◆ **WHAT NEEDS TO BE DONE**
Each line below should be quoted exactly, please.

● ● ●

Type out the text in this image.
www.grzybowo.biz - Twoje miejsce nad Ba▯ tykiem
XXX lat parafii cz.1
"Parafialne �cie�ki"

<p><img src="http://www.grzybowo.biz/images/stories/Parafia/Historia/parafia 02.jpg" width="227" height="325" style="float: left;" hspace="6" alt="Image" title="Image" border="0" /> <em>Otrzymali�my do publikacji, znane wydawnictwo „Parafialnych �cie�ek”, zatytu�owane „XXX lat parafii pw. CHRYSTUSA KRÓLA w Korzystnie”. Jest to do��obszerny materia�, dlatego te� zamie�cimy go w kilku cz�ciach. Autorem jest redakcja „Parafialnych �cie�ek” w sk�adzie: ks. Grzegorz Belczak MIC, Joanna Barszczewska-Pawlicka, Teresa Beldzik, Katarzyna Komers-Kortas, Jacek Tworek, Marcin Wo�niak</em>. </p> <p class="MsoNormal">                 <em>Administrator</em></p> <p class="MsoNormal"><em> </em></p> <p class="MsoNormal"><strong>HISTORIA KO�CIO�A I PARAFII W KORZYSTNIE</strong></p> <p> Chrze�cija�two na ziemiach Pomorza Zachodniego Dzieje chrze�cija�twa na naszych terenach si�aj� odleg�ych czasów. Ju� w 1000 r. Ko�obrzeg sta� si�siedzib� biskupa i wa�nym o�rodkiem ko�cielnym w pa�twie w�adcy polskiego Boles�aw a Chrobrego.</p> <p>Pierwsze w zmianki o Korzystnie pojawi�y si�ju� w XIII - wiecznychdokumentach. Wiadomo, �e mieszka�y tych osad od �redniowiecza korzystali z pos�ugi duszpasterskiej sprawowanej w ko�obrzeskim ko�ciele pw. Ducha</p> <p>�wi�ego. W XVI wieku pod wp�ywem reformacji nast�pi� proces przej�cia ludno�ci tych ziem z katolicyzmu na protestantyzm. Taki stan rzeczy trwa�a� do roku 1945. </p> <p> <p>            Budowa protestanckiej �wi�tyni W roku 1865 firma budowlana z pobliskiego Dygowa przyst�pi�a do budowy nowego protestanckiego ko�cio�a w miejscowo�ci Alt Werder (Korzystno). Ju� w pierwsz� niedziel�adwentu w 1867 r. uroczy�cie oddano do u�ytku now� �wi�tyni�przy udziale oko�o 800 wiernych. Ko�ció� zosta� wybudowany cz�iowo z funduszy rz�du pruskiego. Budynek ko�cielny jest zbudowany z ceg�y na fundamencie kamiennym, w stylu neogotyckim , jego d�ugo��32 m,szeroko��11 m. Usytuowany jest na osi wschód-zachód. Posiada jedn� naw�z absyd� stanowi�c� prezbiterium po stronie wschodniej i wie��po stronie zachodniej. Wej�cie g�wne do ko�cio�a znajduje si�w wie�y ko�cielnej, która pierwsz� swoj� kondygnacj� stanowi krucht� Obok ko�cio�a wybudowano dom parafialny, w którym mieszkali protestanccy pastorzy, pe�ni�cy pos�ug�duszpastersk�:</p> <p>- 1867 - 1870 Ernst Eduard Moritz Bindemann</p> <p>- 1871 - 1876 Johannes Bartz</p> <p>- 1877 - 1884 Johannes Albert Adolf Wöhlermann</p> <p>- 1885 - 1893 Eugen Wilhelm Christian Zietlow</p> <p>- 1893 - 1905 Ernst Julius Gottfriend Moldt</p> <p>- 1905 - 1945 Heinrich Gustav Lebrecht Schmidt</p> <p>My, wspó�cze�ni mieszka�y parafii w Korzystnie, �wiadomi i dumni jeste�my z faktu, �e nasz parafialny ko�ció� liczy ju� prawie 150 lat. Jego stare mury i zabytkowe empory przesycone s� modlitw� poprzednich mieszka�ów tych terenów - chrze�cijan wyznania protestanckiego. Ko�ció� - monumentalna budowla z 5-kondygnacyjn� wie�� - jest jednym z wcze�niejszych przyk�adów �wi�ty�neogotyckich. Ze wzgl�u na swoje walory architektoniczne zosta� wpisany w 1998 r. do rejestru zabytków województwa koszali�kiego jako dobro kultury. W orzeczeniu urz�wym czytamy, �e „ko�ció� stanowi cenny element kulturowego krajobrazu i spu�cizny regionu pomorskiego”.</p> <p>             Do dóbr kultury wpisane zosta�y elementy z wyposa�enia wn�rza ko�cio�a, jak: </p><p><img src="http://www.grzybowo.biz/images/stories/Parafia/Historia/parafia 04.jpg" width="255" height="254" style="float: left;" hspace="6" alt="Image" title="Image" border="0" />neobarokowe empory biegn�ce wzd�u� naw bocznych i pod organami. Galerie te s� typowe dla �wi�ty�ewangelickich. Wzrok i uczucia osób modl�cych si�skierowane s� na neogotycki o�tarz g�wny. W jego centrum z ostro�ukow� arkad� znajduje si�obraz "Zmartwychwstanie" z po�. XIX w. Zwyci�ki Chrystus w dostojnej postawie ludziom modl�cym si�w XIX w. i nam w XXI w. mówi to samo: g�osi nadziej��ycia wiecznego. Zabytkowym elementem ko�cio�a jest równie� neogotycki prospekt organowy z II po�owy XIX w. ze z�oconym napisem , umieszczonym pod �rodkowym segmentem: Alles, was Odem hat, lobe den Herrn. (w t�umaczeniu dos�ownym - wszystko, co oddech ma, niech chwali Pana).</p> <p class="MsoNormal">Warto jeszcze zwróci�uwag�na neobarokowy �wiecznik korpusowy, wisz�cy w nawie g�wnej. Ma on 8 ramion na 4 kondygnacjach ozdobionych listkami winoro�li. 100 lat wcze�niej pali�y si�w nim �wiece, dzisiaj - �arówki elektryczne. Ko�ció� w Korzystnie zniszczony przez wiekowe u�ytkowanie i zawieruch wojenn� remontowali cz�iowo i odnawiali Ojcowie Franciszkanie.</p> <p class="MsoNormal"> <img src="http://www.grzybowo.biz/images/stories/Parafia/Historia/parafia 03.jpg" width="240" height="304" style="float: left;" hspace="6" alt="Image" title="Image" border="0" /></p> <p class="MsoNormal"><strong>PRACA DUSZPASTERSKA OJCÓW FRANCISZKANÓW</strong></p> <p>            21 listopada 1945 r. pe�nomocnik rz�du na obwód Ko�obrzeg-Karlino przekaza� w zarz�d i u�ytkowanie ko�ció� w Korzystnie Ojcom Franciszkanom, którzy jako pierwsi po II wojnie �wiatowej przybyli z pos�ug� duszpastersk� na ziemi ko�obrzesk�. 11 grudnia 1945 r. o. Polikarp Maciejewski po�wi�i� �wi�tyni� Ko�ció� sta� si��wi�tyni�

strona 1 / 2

● ● ●

◆ **ANSWER TO THE EXERCISE**
Type out the text in this image.
www.grzybowo.biz - Twoje miejsce nad Ba▯ tykiem
XXX lat parafii cz.1
"Parafialne �cie�ki"

<p><img src="http://www.grzybowo.biz/images/stories/Parafia/Historia/parafia 02.jpg" width="227" height="325" style="float: left;" hspace="6" alt="Image" title="Image" border="0" /> <em>Otrzymali�my do publikacji, znane wydawnictwo „Parafialnych �cie�ek”, zatytu�owane „XXX lat parafii pw. CHRYSTUSA KRÓLA w Korzystnie”. Jest to do��obszerny materia�, dlatego te� zamie�cimy go w kilku cz�ciach. Autorem jest redakcja „Parafialnych �cie�ek” w sk�adzie: ks. Grzegorz Belczak MIC, Joanna Barszczewska-Pawlicka, Teresa Beldzik, Katarzyna Komers-Kortas, Jacek Tworek, Marcin Wo�niak</em>. </p> <p class="MsoNormal">                 <em>Administrator</em></p> <p class="MsoNormal"><em> </em></p> <p class="MsoNormal"><strong>HISTORIA KO�CIO�A I PARAFII W KORZYSTNIE</strong></p> <p> Chrze�cija�two na ziemiach Pomorza Zachodniego Dzieje chrze�cija�twa na naszych terenach si�aj� odleg�ych czasów. Ju� w 1000 r. Ko�obrzeg sta� si�siedzib� biskupa i wa�nym o�rodkiem ko�cielnym w pa�twie w�adcy polskiego Boles�aw a Chrobrego.</p> <p>Pierwsze w zmianki o Korzystnie pojawi�y si�ju� w XIII - wiecznychdokumentach. Wiadomo, �e mieszka�y tych osad od �redniowiecza korzystali z pos�ugi duszpasterskiej sprawowanej w ko�obrzeskim ko�ciele pw. Ducha</p> <p>�wi�ego. W XVI wieku pod wp�ywem reformacji nast�pi� proces przej�cia ludno�ci tych ziem z katolicyzmu na protestantyzm. Taki stan rzeczy trwa�a� do roku 1945. </p> <p> <p>            Budowa protestanckiej �wi�tyni W roku 1865 firma budowlana z pobliskiego Dygowa przyst�pi�a do budowy nowego protestanckiego ko�cio�a w miejscowo�ci Alt Werder (Korzystno). Ju� w pierwsz� niedziel�adwentu w 1867 r. uroczy�cie oddano do u�ytku now� �wi�tyni�przy udziale oko�o 800 wiernych. Ko�ció� zosta� wybudowany cz�iowo z funduszy rz�du pruskiego. Budynek ko�cielny jest zbudowany z ceg�y na fundamencie kamiennym, w stylu neogotyckim , jego d�ugo��32 m,szeroko��11 m. Usytuowany jest na osi wschód-zachód. Posiada jedn� naw�z absyd� stanowi�c� prezbiterium po stronie wschodniej i wie��po stronie zachodniej. Wej�cie g�wne do ko�cio�a znajduje si�w wie�y ko�cielnej, która pierwsz� swoj� kondygnacj� stanowi krucht� Obok ko�cio�a wybudowano dom parafialny, w którym mieszkali protestanccy pastorzy, pe�ni�cy pos�ug�duszpastersk�:</p> <p>- 1867 - 1870 Ernst Eduard Moritz Bindemann</p> <p>- 1871 - 1876 Johannes Bartz</p> <p>- 1877 - 1884 Johannes Albert Adolf Wöhlermann</p> <p>- 1885 - 1893 Eugen Wilhelm Christian Zietlow</p> <p>- 1893 - 1905 Ernst Julius Gottfriend Moldt</p> <p>- 1905 - 1945 Heinrich Gustav Lebrecht Schmidt</p> <p>My, wspó�cze�ni mieszka�y parafii w Korzystnie, �wiadomi i dumni jeste�my z faktu, �e nasz parafialny ko�ció� liczy ju� prawie 150 lat. Jego stare mury i zabytkowe empory przesycone s� modlitw� poprzednich mieszka�ów tych terenów - chrze�cijan wyznania protestanckiego. Ko�ció� - monumentalna budowla z 5-kondygnacyjn� wie�� - jest jednym z wcze�niejszych przyk�adów �wi�ty�neogotyckich. Ze wzgl�u na swoje walory architektoniczne zosta� wpisany w 1998 r. do rejestru zabytków województwa koszali�kiego jako dobro kultury. W orzeczeniu urz�wym czytamy, �e „ko�ció� stanowi cenny element kulturowego krajobrazu i spu�cizny regionu pomorskiego”.</p> <p>             Do dóbr kultury wpisane zosta�y elementy z wyposa�enia wn�rza ko�cio�a, jak: </p><p><img src="http://www.grzybowo.biz/images/stories/Parafia/Historia/parafia 04.jpg" width="255" height="254" style="float: left;" hspace="6" alt="Image" title="Image" border="0" />neobarokowe empory biegn�ce wzd�u� naw bocznych i pod organami. Galerie te s� typowe dla �wi�ty�ewangelickich. Wzrok i uczucia osób modl�cych si�skierowane s� na neogotycki o�tarz g�wny. W jego centrum z ostro�ukow� arkad� znajduje si�obraz "Zmartwychwstanie" z po�. XIX w. Zwyci�ki Chrystus w dostojnej postawie ludziom modl�cym si�w XIX w. i nam w XXI w. mówi to samo: g�osi nadziej��ycia wiecznego. Zabytkowym elementem ko�cio�a jest równie� neogotycki prospekt organowy z II po�owy XIX w. ze z�oconym napisem , umieszczonym pod �rodkowym segmentem: Alles, was Odem hat, lobe den Herrn. (w t�umaczeniu dos�ownym - wszystko, co oddech ma, niech chwali Pana).</p> <p class="MsoNormal">Warto jeszcze zwróci�uwag�na neobarokowy �wiecznik korpusowy, wisz�cy w nawie g�wnej. Ma on 8 ramion na 4 kondygnacjach ozdobionych listkami winoro�li. 100 lat wcze�niej pali�y si�w nim �wiece, dzisiaj - �arówki elektryczne. Ko�ció� w Korzystnie zniszczony przez wiekowe u�ytkowanie i zawieruch wojenn� remontowali cz�iowo i odnawiali Ojcowie Franciszkanie.</p> <p class="MsoNormal"> <img src="http://www.grzybowo.biz/images/stories/Parafia/Historia/parafia 03.jpg" width="240" height="304" style="float: left;" hspace="6" alt="Image" title="Image" border="0" /></p> <p class="MsoNormal"><strong>PRACA DUSZPASTERSKA OJCÓW FRANCISZKANÓW</strong></p> <p>            21 listopada 1945 r. pe�nomocnik rz�du na obwód Ko�obrzeg-Karlino przekaza� w zarz�d i u�ytkowanie ko�ció� w Korzystnie Ojcom Franciszkanom, którzy jako pierwsi po II wojnie �wiatowej przybyli z pos�ug� duszpastersk� na ziemi ko�obrzesk�. 11 grudnia 1945 r. o. Polikarp Maciejewski po�wi�i� �wi�tyni� Ko�ció� sta� si��wi�tyni�

strona 1 / 2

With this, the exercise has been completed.